___ Supplied data ___
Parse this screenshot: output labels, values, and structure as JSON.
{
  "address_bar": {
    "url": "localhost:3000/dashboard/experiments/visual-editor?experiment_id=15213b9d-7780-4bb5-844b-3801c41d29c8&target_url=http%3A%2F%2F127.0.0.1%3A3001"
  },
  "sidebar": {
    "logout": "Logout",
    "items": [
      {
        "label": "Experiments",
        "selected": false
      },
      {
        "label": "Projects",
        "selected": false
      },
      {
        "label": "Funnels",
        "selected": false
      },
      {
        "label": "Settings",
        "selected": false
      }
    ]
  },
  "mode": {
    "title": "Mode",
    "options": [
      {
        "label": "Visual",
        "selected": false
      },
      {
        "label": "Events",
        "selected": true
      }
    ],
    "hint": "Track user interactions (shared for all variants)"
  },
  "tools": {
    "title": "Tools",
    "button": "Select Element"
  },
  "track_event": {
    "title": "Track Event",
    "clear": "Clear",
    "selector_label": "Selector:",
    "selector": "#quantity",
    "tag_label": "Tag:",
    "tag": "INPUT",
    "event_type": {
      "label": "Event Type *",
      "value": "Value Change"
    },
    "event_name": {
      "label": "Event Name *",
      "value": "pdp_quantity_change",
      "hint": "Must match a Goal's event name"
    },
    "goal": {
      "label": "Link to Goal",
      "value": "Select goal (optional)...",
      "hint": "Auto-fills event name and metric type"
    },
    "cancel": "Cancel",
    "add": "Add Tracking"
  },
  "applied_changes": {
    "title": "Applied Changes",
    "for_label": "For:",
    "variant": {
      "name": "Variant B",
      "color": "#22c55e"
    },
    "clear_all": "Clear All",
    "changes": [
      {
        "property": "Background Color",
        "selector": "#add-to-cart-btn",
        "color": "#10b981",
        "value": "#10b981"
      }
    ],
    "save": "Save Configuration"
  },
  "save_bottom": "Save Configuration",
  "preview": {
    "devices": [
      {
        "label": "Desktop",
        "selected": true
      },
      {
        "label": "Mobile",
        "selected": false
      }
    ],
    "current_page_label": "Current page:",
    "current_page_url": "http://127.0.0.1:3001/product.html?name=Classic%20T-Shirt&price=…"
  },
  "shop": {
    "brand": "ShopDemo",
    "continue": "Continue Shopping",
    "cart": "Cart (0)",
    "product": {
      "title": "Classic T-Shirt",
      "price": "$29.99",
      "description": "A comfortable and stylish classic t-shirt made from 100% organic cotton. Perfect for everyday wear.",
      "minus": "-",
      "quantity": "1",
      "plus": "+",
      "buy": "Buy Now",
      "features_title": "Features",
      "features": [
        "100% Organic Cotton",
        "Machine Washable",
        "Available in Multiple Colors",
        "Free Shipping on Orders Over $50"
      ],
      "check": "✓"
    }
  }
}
___
Copy and report every line where the word "hint" is present.

=== Response to the exercise ===
    "hint": "Track user interactions (shared for all variants)"
      "hint": "Must match a Goal's event name"
      "hint": "Auto-fills event name and metric type"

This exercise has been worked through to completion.